[start]
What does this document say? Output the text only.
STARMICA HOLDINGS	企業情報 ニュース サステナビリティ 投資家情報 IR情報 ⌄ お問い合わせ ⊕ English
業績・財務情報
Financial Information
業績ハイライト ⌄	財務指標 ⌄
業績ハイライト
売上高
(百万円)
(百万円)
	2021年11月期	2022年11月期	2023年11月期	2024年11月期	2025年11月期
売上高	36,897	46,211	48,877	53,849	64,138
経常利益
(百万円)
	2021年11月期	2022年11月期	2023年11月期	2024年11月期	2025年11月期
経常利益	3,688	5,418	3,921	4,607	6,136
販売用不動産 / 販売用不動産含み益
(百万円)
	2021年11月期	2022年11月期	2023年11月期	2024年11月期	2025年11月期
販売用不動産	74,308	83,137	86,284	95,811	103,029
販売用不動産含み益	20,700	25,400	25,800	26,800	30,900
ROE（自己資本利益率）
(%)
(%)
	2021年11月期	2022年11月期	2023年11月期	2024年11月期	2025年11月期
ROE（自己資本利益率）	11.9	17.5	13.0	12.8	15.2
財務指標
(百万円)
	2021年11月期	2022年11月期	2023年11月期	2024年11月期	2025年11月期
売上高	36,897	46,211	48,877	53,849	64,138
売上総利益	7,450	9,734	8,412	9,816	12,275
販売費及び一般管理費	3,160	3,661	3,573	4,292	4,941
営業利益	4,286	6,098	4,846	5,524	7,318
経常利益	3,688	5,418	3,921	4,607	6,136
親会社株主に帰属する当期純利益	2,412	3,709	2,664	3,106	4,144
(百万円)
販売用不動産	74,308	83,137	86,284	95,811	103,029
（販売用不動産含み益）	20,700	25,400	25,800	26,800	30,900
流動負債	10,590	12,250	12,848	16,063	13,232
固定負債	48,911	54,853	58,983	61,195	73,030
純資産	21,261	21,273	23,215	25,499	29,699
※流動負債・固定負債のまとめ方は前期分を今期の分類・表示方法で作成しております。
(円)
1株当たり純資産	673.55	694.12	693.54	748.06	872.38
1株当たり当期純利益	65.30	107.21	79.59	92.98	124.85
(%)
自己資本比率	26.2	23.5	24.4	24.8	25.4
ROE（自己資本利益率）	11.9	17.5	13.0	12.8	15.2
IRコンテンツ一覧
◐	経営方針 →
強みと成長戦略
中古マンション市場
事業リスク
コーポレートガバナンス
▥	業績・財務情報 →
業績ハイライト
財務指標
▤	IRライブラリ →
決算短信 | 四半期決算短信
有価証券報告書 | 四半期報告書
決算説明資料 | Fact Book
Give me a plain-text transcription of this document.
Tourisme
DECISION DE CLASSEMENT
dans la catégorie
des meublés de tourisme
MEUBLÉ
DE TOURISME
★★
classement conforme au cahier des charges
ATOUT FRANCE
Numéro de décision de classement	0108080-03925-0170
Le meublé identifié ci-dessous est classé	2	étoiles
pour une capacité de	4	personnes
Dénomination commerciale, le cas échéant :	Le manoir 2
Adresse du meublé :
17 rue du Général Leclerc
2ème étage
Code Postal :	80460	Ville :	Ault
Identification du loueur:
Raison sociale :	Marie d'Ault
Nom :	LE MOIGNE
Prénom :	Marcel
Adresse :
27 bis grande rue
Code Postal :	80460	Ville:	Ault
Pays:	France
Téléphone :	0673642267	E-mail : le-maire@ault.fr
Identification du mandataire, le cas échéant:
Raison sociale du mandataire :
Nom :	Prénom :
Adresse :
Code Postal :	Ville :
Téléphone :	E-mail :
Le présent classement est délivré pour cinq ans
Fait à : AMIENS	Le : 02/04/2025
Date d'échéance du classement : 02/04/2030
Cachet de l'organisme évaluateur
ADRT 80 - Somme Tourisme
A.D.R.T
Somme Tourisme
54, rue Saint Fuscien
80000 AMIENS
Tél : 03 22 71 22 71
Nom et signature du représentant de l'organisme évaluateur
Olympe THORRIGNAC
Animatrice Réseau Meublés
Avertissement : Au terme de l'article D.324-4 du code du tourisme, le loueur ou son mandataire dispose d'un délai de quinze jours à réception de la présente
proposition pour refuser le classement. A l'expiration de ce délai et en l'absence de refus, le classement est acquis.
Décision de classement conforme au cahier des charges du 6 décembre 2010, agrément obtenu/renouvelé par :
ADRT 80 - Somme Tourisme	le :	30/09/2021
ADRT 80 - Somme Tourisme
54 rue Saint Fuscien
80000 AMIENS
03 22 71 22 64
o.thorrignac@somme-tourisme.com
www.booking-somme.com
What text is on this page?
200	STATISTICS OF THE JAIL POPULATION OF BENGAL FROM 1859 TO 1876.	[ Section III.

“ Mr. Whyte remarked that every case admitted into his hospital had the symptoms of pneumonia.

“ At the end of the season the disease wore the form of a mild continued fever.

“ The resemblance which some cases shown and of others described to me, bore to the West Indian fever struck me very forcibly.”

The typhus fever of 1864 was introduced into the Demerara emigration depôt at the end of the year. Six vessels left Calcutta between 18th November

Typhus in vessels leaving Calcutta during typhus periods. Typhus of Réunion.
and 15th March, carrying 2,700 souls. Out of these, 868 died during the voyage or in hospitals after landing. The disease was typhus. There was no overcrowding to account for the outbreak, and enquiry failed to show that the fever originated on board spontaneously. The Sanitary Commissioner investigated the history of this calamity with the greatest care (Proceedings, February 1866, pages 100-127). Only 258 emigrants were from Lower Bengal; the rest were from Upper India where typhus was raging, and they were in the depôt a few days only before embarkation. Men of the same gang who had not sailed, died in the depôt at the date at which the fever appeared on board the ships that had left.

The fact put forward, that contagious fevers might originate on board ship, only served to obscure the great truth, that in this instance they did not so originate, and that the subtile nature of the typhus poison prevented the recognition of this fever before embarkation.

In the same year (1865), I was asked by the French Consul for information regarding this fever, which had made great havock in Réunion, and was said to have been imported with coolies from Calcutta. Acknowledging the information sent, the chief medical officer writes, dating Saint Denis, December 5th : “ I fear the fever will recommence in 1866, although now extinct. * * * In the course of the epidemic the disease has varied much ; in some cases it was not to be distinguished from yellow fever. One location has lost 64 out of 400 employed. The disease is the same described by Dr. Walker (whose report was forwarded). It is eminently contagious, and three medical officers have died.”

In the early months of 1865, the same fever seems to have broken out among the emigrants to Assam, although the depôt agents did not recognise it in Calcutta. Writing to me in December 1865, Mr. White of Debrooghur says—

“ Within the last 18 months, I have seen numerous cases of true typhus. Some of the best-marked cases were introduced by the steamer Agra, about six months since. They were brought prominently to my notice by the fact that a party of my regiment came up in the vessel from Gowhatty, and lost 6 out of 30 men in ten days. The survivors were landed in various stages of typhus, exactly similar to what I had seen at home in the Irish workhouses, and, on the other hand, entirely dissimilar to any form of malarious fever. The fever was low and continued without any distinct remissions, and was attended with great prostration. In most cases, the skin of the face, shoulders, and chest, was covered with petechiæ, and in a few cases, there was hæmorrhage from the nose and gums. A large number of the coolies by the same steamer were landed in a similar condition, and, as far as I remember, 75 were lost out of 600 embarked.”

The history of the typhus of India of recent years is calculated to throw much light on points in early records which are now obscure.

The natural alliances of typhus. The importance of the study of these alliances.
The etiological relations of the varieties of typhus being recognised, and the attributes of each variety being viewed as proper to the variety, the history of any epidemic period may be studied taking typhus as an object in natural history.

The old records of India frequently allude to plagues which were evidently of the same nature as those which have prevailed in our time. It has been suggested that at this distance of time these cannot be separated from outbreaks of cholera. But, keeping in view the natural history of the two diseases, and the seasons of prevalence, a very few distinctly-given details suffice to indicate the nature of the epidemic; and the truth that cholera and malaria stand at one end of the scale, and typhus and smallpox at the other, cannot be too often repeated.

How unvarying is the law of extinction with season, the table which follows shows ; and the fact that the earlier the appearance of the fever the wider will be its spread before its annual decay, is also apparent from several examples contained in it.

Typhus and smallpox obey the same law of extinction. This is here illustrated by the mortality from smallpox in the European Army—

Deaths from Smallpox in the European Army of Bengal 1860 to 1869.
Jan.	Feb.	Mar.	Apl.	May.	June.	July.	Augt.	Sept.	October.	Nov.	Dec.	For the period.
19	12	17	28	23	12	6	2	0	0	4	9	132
[end]
■ **Problem to work on**: Search the material above for "text". Pull out each line where it shows up.

■ **Solution**:
What does this document say? Output the text only.
Give me a plain-text transcription of this document.
What text is on this page?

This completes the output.